**Exercise task**
Copy out the lines that include the word "функций".
— START —
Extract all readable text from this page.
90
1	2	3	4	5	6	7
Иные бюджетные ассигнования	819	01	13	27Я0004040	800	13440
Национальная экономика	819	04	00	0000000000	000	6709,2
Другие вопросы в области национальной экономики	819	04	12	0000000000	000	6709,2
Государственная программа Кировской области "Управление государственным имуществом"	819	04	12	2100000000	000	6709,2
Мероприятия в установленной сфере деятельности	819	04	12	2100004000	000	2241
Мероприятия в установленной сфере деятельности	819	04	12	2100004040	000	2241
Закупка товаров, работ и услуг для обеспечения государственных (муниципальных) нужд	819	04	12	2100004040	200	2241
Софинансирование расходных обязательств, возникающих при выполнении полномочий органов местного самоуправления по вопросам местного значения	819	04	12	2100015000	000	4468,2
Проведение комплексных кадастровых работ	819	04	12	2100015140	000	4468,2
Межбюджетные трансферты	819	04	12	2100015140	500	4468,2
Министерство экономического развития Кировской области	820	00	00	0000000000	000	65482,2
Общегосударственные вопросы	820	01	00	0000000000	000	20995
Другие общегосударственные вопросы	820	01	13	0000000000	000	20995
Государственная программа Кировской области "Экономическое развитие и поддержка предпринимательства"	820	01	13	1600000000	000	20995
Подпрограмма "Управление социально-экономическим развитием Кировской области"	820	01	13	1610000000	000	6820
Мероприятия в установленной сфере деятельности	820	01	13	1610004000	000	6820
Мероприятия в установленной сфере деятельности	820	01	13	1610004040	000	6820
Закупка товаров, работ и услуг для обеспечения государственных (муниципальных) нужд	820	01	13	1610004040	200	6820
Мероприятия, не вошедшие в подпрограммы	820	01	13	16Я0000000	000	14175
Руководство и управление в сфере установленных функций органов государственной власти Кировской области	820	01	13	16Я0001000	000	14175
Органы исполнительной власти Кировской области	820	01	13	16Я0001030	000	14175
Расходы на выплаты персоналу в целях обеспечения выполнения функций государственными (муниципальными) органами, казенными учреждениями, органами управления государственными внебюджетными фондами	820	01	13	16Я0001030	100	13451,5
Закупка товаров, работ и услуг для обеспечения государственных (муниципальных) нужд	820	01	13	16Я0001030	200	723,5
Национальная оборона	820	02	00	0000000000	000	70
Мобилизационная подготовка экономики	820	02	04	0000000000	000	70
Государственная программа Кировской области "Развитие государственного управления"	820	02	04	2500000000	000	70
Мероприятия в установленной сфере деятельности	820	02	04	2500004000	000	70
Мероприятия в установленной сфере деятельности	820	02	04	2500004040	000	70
— END —
— START —
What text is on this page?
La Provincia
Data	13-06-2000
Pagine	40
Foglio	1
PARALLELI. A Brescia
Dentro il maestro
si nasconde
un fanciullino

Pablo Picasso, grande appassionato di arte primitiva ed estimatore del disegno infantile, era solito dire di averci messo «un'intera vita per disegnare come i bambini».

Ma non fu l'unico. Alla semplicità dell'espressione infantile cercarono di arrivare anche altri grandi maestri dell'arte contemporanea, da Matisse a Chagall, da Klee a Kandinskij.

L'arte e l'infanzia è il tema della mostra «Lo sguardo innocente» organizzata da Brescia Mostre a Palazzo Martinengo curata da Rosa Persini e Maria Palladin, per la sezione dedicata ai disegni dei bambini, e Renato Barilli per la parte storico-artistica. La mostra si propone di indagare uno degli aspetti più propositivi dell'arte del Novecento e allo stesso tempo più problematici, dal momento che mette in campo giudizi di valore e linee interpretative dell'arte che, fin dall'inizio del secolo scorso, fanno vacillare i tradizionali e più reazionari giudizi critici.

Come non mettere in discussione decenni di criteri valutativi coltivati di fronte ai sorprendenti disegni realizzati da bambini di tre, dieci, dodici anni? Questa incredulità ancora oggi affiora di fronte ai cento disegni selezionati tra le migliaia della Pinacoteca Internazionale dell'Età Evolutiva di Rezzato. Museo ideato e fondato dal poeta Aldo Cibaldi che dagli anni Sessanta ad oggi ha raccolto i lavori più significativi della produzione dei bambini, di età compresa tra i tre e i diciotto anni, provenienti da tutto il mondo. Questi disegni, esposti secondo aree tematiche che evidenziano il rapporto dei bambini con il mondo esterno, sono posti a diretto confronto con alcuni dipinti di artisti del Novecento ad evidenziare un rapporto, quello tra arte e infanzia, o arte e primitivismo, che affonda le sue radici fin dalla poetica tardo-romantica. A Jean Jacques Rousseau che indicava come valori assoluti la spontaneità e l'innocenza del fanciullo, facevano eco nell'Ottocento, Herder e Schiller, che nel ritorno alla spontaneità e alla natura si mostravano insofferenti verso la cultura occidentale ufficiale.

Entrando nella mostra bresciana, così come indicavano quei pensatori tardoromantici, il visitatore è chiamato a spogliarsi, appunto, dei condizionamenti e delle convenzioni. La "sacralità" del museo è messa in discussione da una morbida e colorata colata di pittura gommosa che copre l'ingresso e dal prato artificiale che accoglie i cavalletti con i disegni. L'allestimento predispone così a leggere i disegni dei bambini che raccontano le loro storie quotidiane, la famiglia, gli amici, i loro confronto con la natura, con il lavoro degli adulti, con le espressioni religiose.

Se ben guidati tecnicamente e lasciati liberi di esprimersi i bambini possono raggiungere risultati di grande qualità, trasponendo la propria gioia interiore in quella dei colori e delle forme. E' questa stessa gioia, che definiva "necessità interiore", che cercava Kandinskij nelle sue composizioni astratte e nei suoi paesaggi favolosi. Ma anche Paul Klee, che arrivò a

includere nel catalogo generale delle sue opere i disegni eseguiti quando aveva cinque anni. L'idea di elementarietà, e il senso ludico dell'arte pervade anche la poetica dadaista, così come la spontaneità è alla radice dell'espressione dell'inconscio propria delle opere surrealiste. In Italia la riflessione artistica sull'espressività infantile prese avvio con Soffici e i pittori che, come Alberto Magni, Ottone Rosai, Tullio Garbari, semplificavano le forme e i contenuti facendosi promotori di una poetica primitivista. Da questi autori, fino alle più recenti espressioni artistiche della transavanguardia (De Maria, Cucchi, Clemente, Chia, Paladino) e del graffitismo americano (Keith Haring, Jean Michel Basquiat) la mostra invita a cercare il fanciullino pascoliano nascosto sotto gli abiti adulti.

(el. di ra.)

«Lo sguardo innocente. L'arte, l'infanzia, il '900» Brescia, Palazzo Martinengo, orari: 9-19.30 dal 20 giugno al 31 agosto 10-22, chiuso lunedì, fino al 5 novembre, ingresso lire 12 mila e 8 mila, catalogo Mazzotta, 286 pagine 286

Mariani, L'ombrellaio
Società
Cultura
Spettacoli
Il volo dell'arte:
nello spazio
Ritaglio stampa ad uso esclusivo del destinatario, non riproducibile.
— END —
— START —
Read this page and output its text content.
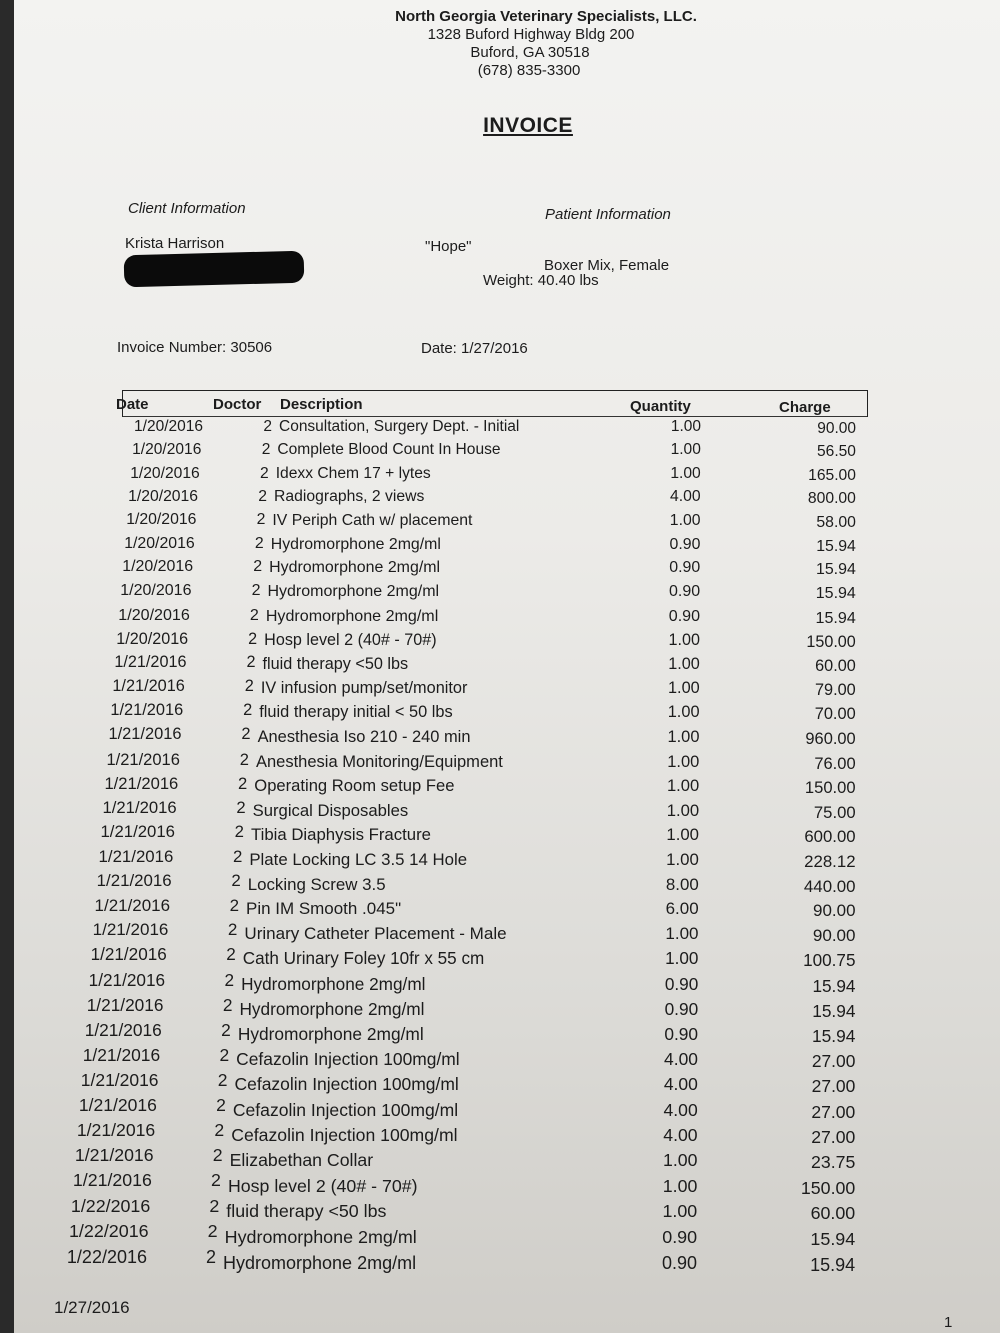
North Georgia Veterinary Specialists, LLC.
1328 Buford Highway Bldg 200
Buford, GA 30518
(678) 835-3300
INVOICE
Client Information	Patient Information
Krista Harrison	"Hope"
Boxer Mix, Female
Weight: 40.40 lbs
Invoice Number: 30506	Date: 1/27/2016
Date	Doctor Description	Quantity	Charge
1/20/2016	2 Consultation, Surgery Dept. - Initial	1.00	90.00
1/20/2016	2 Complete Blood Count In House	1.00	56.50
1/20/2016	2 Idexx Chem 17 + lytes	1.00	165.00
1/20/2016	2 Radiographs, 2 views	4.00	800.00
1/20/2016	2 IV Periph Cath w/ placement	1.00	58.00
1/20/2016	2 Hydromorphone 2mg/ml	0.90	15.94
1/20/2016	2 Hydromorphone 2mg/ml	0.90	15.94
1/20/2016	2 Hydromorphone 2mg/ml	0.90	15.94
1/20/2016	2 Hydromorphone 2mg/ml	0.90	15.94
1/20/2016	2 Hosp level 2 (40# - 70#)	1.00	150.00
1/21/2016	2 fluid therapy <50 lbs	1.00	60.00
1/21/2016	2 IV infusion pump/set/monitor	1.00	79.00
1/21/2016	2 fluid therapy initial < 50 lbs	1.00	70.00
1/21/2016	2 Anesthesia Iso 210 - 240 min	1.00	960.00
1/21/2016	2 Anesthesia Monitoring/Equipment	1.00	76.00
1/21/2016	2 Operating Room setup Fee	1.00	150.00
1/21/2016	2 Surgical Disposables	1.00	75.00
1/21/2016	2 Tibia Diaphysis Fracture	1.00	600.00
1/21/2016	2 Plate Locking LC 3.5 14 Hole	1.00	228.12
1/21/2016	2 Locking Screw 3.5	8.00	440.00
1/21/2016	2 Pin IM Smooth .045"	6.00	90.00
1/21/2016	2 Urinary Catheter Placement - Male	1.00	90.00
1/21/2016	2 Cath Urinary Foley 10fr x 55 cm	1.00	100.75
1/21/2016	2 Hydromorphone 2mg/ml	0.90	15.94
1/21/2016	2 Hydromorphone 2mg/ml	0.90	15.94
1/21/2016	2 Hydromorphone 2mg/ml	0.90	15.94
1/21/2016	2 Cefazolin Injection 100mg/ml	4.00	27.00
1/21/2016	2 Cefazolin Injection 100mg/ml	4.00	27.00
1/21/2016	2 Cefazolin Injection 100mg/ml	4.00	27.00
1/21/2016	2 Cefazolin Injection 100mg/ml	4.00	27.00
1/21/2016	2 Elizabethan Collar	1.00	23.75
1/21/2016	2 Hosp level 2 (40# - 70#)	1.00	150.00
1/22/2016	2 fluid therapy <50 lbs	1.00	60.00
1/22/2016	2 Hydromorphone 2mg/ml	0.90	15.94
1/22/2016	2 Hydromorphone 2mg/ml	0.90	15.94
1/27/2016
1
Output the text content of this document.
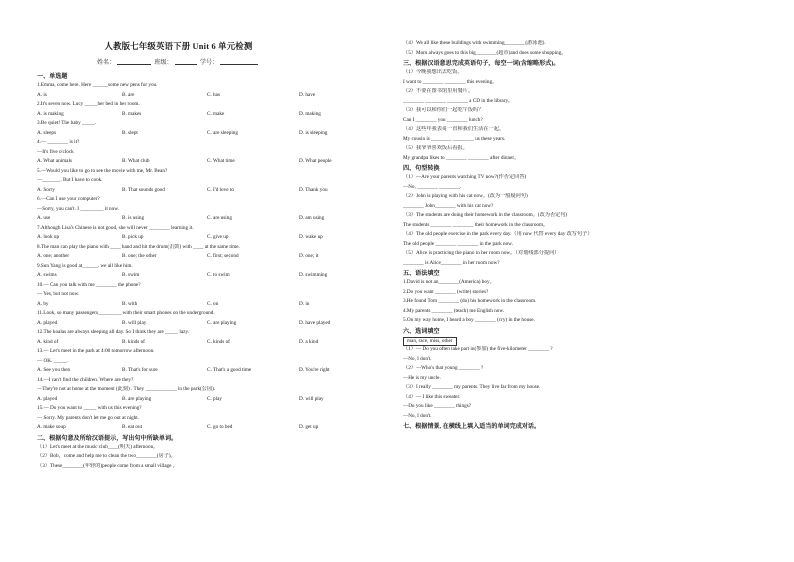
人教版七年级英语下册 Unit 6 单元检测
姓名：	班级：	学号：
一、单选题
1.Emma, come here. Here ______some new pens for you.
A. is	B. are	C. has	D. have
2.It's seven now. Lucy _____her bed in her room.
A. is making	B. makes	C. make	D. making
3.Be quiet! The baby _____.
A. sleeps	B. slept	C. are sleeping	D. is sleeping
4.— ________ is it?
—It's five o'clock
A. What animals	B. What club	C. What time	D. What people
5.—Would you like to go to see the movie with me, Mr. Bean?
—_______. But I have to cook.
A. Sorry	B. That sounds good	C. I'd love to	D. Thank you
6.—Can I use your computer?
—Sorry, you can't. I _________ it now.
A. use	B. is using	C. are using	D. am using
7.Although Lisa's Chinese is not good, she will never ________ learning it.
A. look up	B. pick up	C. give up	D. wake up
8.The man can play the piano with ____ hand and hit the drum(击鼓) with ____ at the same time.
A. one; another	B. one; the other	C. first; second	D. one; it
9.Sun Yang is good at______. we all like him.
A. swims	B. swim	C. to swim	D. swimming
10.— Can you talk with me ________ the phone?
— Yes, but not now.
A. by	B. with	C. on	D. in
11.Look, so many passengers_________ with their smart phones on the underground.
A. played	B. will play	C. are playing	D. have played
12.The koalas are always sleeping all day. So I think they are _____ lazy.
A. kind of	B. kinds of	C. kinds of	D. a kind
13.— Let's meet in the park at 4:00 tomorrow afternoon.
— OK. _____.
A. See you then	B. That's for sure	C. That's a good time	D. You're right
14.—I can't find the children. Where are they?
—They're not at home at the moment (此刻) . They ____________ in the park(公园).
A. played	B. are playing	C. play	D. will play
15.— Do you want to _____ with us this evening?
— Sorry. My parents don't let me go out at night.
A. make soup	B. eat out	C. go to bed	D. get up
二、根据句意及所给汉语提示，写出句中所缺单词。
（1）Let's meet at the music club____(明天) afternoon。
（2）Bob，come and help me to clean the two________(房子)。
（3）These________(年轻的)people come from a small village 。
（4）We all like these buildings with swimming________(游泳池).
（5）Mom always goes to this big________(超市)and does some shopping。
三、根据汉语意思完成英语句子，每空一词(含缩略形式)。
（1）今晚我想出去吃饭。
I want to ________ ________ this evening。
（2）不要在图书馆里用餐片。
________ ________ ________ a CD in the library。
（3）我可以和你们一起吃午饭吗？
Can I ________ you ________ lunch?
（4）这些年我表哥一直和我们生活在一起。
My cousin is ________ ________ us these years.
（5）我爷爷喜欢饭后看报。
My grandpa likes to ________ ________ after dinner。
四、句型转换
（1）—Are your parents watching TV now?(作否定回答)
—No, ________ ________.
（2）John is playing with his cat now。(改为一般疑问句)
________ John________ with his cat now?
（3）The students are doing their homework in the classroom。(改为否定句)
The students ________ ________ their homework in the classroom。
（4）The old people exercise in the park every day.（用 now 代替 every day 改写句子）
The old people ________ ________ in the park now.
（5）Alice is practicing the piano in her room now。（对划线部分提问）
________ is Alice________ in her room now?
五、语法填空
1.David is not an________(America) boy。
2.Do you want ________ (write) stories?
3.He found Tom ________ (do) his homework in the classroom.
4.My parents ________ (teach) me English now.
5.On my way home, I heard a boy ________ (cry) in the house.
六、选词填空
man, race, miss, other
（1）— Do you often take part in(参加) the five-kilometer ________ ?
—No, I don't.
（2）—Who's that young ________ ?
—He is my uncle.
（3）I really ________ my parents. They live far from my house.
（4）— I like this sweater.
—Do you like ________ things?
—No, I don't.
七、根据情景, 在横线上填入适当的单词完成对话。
— END —
**Answer to the exercise**
Руководство и управление в сфере установленных функций органов государственной власти Кировской области	820	01	13	16Я0001000	000	14175
Расходы на выплаты персоналу в целях обеспечения выполнения функций государственными (муниципальными) органами, казенными учреждениями, органами управления государственными внебюджетными фондами	820	01	13	16Я0001030	100	13451,5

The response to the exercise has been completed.